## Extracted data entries
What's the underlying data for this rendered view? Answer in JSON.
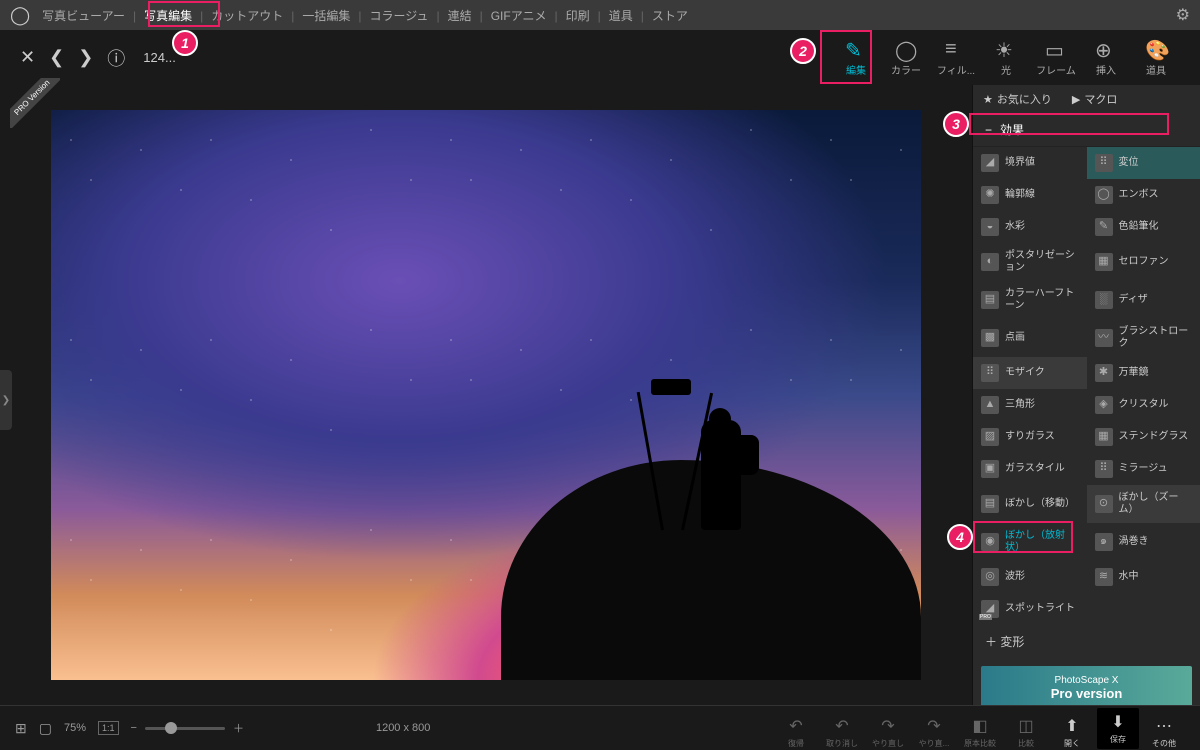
{
  "topbar": {
    "items": [
      "写真ビューアー",
      "写真編集",
      "カットアウト",
      "一括編集",
      "コラージュ",
      "連結",
      "GIFアニメ",
      "印刷",
      "道具",
      "ストア"
    ],
    "active_index": 1
  },
  "secondbar": {
    "file_counter": "124..."
  },
  "tools": [
    {
      "label": "編集",
      "active": true
    },
    {
      "label": "カラー",
      "active": false
    },
    {
      "label": "フィル...",
      "active": false
    },
    {
      "label": "光",
      "active": false
    },
    {
      "label": "フレーム",
      "active": false
    },
    {
      "label": "挿入",
      "active": false
    },
    {
      "label": "道具",
      "active": false
    }
  ],
  "side_tabs": {
    "fav": "お気に入り",
    "macro": "マクロ"
  },
  "section": {
    "effects": "効果"
  },
  "effects": [
    {
      "l": "境界値",
      "icon": "◢"
    },
    {
      "l": "変位",
      "sel": "sel1",
      "icon": "⠿"
    },
    {
      "l": "輪郭線",
      "icon": "✺"
    },
    {
      "l": "エンボス",
      "icon": "◯"
    },
    {
      "l": "水彩",
      "icon": "◒"
    },
    {
      "l": "色鉛筆化",
      "icon": "✎"
    },
    {
      "l": "ポスタリゼーション",
      "icon": "◐"
    },
    {
      "l": "セロファン",
      "icon": "▦"
    },
    {
      "l": "カラーハーフトーン",
      "icon": "▤"
    },
    {
      "l": "ディザ",
      "icon": "░"
    },
    {
      "l": "点画",
      "icon": "▩"
    },
    {
      "l": "ブラシストローク",
      "icon": "〰"
    },
    {
      "l": "モザイク",
      "sel": "sel2",
      "icon": "⠿"
    },
    {
      "l": "万華鏡",
      "icon": "✱"
    },
    {
      "l": "三角形",
      "icon": "▲"
    },
    {
      "l": "クリスタル",
      "icon": "◈"
    },
    {
      "l": "すりガラス",
      "icon": "▨"
    },
    {
      "l": "ステンドグラス",
      "icon": "▦"
    },
    {
      "l": "ガラスタイル",
      "icon": "▣"
    },
    {
      "l": "ミラージュ",
      "icon": "⠿"
    },
    {
      "l": "ぼかし（移動）",
      "icon": "▤"
    },
    {
      "l": "ぼかし（ズーム）",
      "sel": "sel2",
      "icon": "⊙"
    },
    {
      "l": "ぼかし（放射状）",
      "sel": "sel3",
      "icon": "◉"
    },
    {
      "l": "渦巻き",
      "icon": "๑"
    },
    {
      "l": "波形",
      "icon": "◎"
    },
    {
      "l": "水中",
      "icon": "≋"
    },
    {
      "l": "スポットライト",
      "pro": true,
      "icon": "◢"
    },
    {
      "l": "",
      "empty": true
    }
  ],
  "transform": "変形",
  "pro_banner": {
    "line1": "PhotoScape X",
    "line2": "Pro version"
  },
  "pro_ribbon": "PRO Version",
  "bottombar": {
    "zoom_pct": "75%",
    "ratio": "1:1",
    "dims": "1200 x 800",
    "tools": [
      {
        "l": "復帰"
      },
      {
        "l": "取り消し"
      },
      {
        "l": "やり直し"
      },
      {
        "l": "やり直..."
      },
      {
        "l": "原本比較"
      },
      {
        "l": "比較"
      },
      {
        "l": "開く",
        "en": true
      },
      {
        "l": "保存",
        "en": true,
        "primary": true
      },
      {
        "l": "その他",
        "en": true
      }
    ]
  },
  "callouts": {
    "c1": "1",
    "c2": "2",
    "c3": "3",
    "c4": "4"
  }
}
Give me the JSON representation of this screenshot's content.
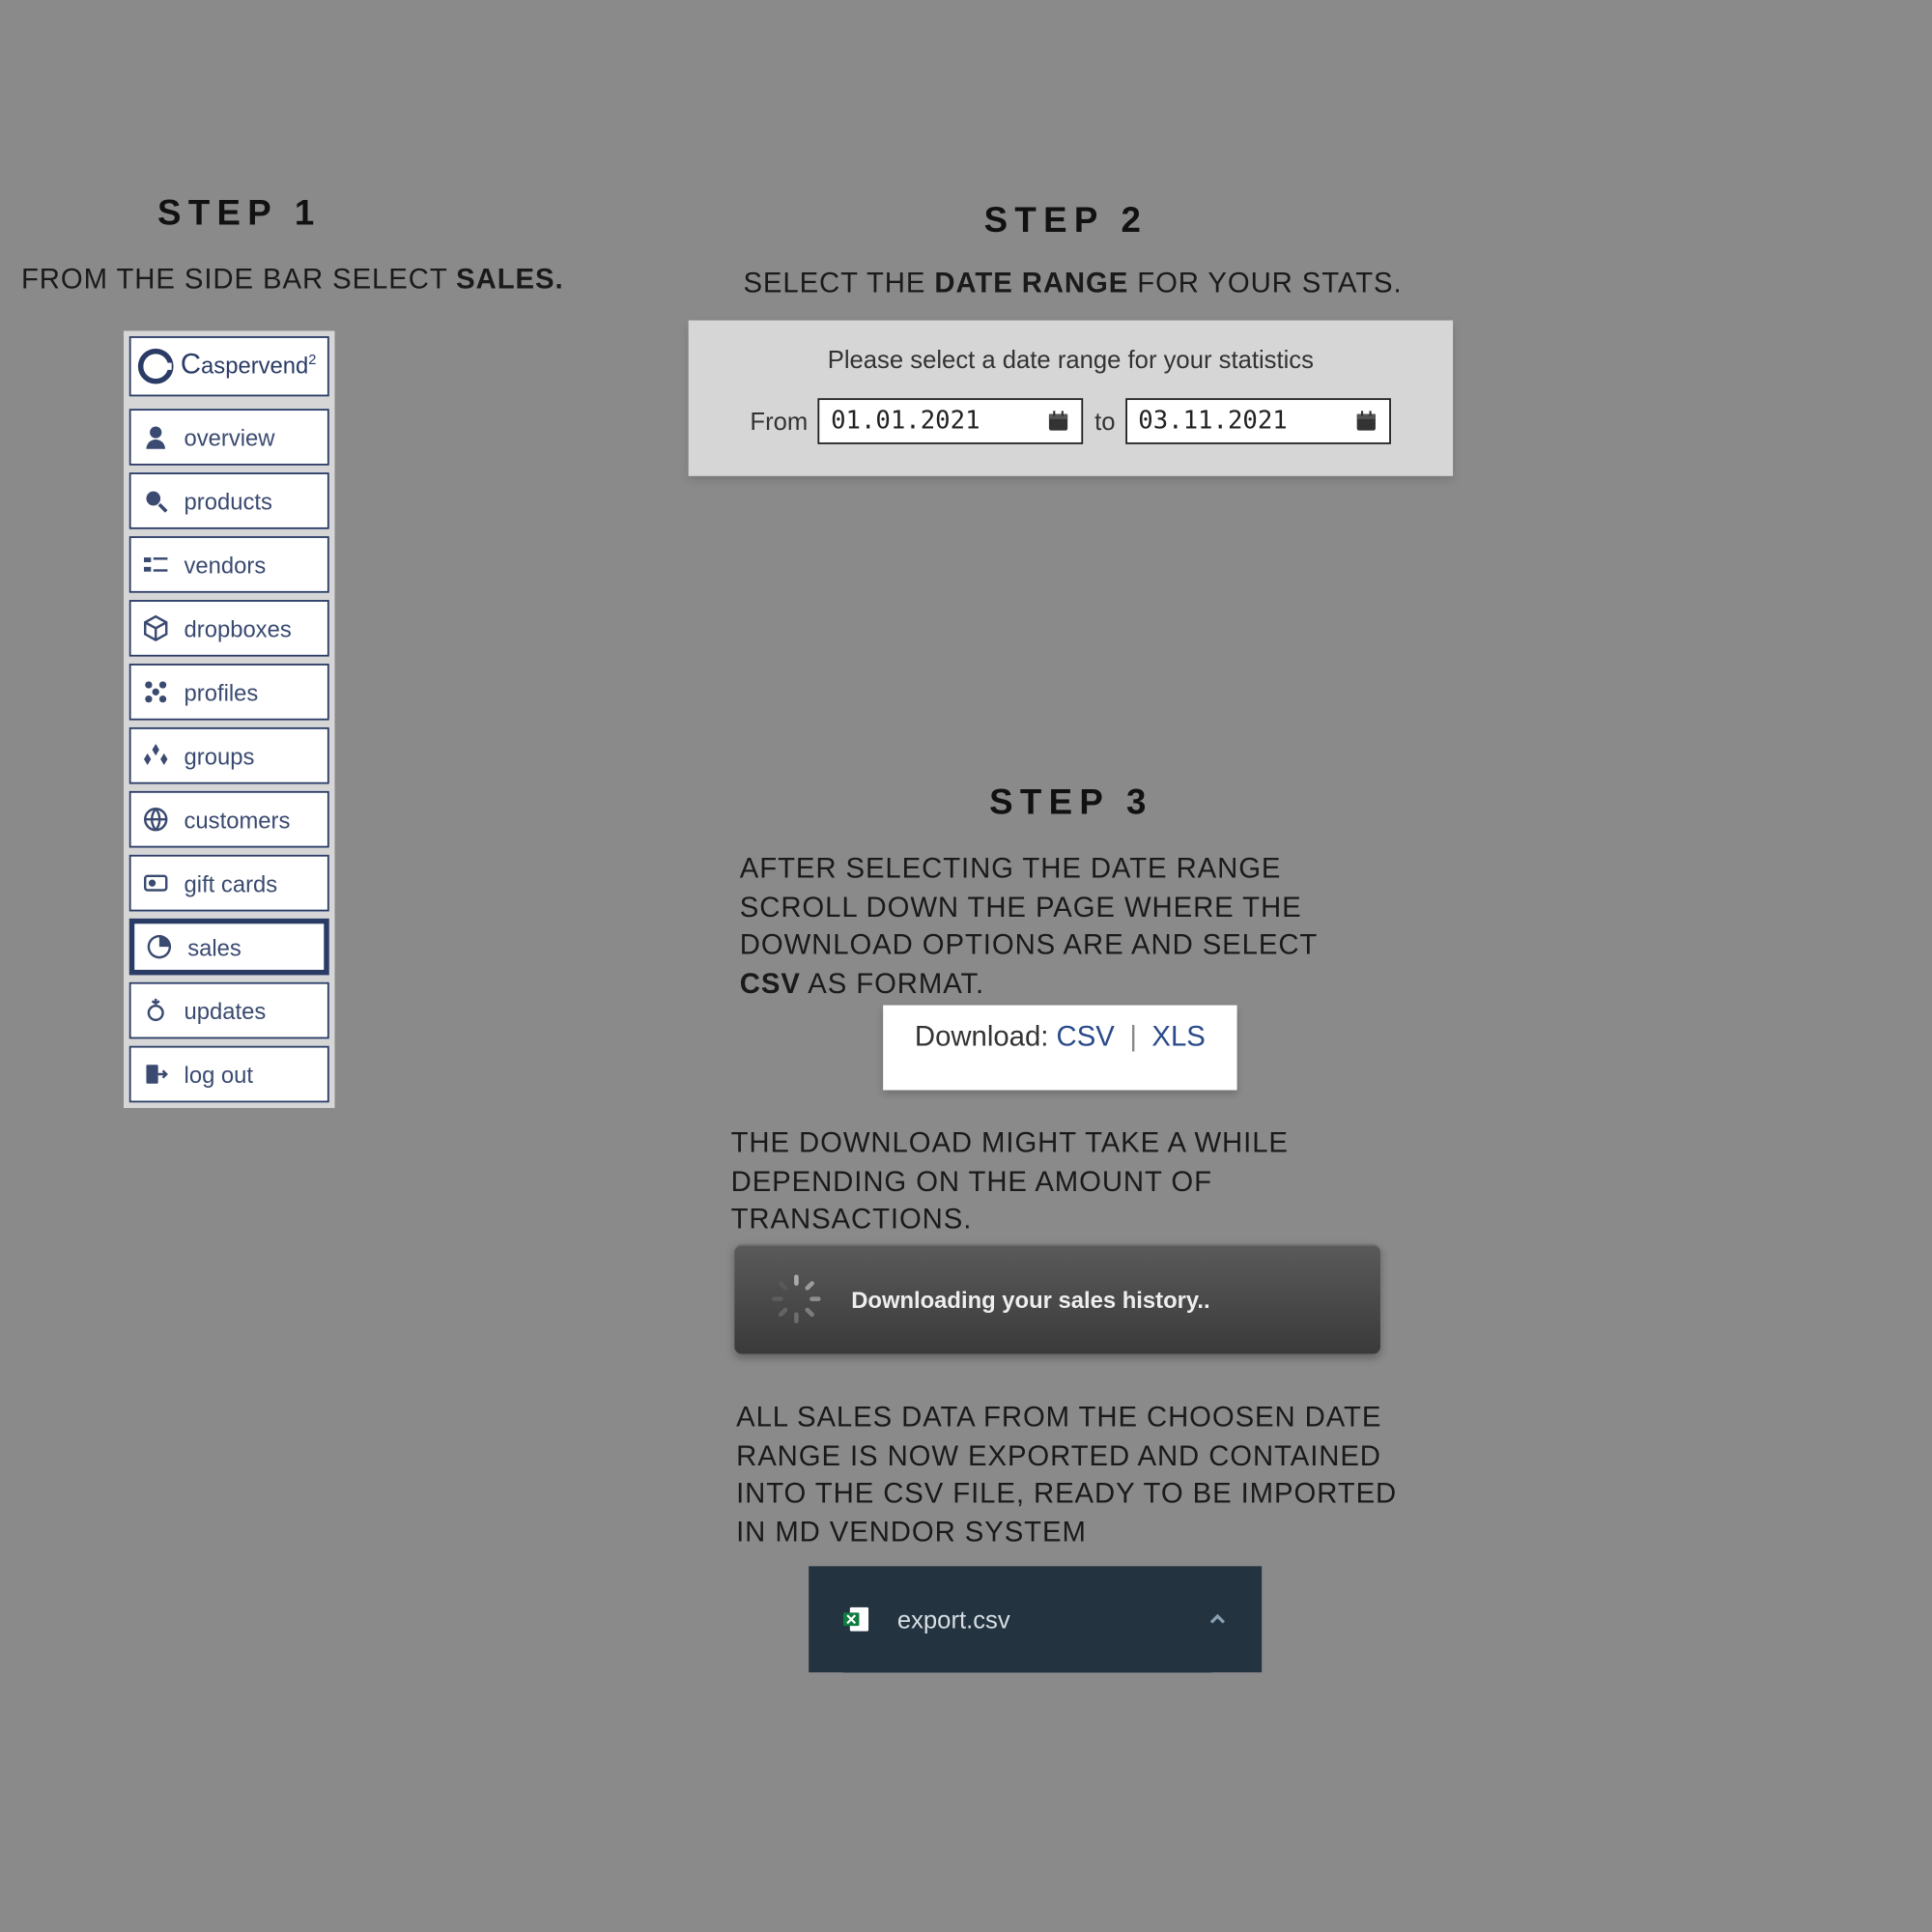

## Task objective
Give every line above again exactly, with no pictures.

## The result
What's the underlying data for this rendered view? Answer in JSON.
{
  "topbar": {
    "items": [
      "写真ビューアー",
      "写真編集",
      "カットアウト",
      "一括編集",
      "コラージュ",
      "連結",
      "GIFアニメ",
      "印刷",
      "道具",
      "ストア"
    ],
    "active_index": 1
  },
  "secondbar": {
    "file_counter": "124..."
  },
  "tools": [
    {
      "label": "編集",
      "active": true
    },
    {
      "label": "カラー",
      "active": false
    },
    {
      "label": "フィル...",
      "active": false
    },
    {
      "label": "光",
      "active": false
    },
    {
      "label": "フレーム",
      "active": false
    },
    {
      "label": "挿入",
      "active": false
    },
    {
      "label": "道具",
      "active": false
    }
  ],
  "side_tabs": {
    "fav": "お気に入り",
    "macro": "マクロ"
  },
  "section": {
    "effects": "効果"
  },
  "effects": [
    {
      "l": "境界値",
      "icon": "◢"
    },
    {
      "l": "変位",
      "sel": "sel1",
      "icon": "⠿"
    },
    {
      "l": "輪郭線",
      "icon": "✺"
    },
    {
      "l": "エンボス",
      "icon": "◯"
    },
    {
      "l": "水彩",
      "icon": "◒"
    },
    {
      "l": "色鉛筆化",
      "icon": "✎"
    },
    {
      "l": "ポスタリゼーション",
      "icon": "◐"
    },
    {
      "l": "セロファン",
      "icon": "▦"
    },
    {
      "l": "カラーハーフトーン",
      "icon": "▤"
    },
    {
      "l": "ディザ",
      "icon": "░"
    },
    {
      "l": "点画",
      "icon": "▩"
    },
    {
      "l": "ブラシストローク",
      "icon": "〰"
    },
    {
      "l": "モザイク",
      "sel": "sel2",
      "icon": "⠿"
    },
    {
      "l": "万華鏡",
      "icon": "✱"
    },
    {
      "l": "三角形",
      "icon": "▲"
    },
    {
      "l": "クリスタル",
      "icon": "◈"
    },
    {
      "l": "すりガラス",
      "icon": "▨"
    },
    {
      "l": "ステンドグラス",
      "icon": "▦"
    },
    {
      "l": "ガラスタイル",
      "icon": "▣"
    },
    {
      "l": "ミラージュ",
      "icon": "⠿"
    },
    {
      "l": "ぼかし（移動）",
      "icon": "▤"
    },
    {
      "l": "ぼかし（ズーム）",
      "sel": "sel2",
      "icon": "⊙"
    },
    {
      "l": "ぼかし（放射状）",
      "sel": "sel3",
      "icon": "◉"
    },
    {
      "l": "渦巻き",
      "icon": "๑"
    },
    {
      "l": "波形",
      "icon": "◎"
    },
    {
      "l": "水中",
      "icon": "≋"
    },
    {
      "l": "スポットライト",
      "pro": true,
      "icon": "◢"
    },
    {
      "l": "",
      "empty": true
    }
  ],
  "transform": "変形",
  "pro_banner": {
    "line1": "PhotoScape X",
    "line2": "Pro version"
  },
  "pro_ribbon": "PRO Version",
  "bottombar": {
    "zoom_pct": "75%",
    "ratio": "1:1",
    "dims": "1200 x 800",
    "tools": [
      {
        "l": "復帰"
      },
      {
        "l": "取り消し"
      },
      {
        "l": "やり直し"
      },
      {
        "l": "やり直..."
      },
      {
        "l": "原本比較"
      },
      {
        "l": "比較"
      },
      {
        "l": "開く",
        "en": true
      },
      {
        "l": "保存",
        "en": true,
        "primary": true
      },
      {
        "l": "その他",
        "en": true
      }
    ]
  },
  "callouts": {
    "c1": "1",
    "c2": "2",
    "c3": "3",
    "c4": "4"
  }
}
Give me the JSON representation of this screenshot's content.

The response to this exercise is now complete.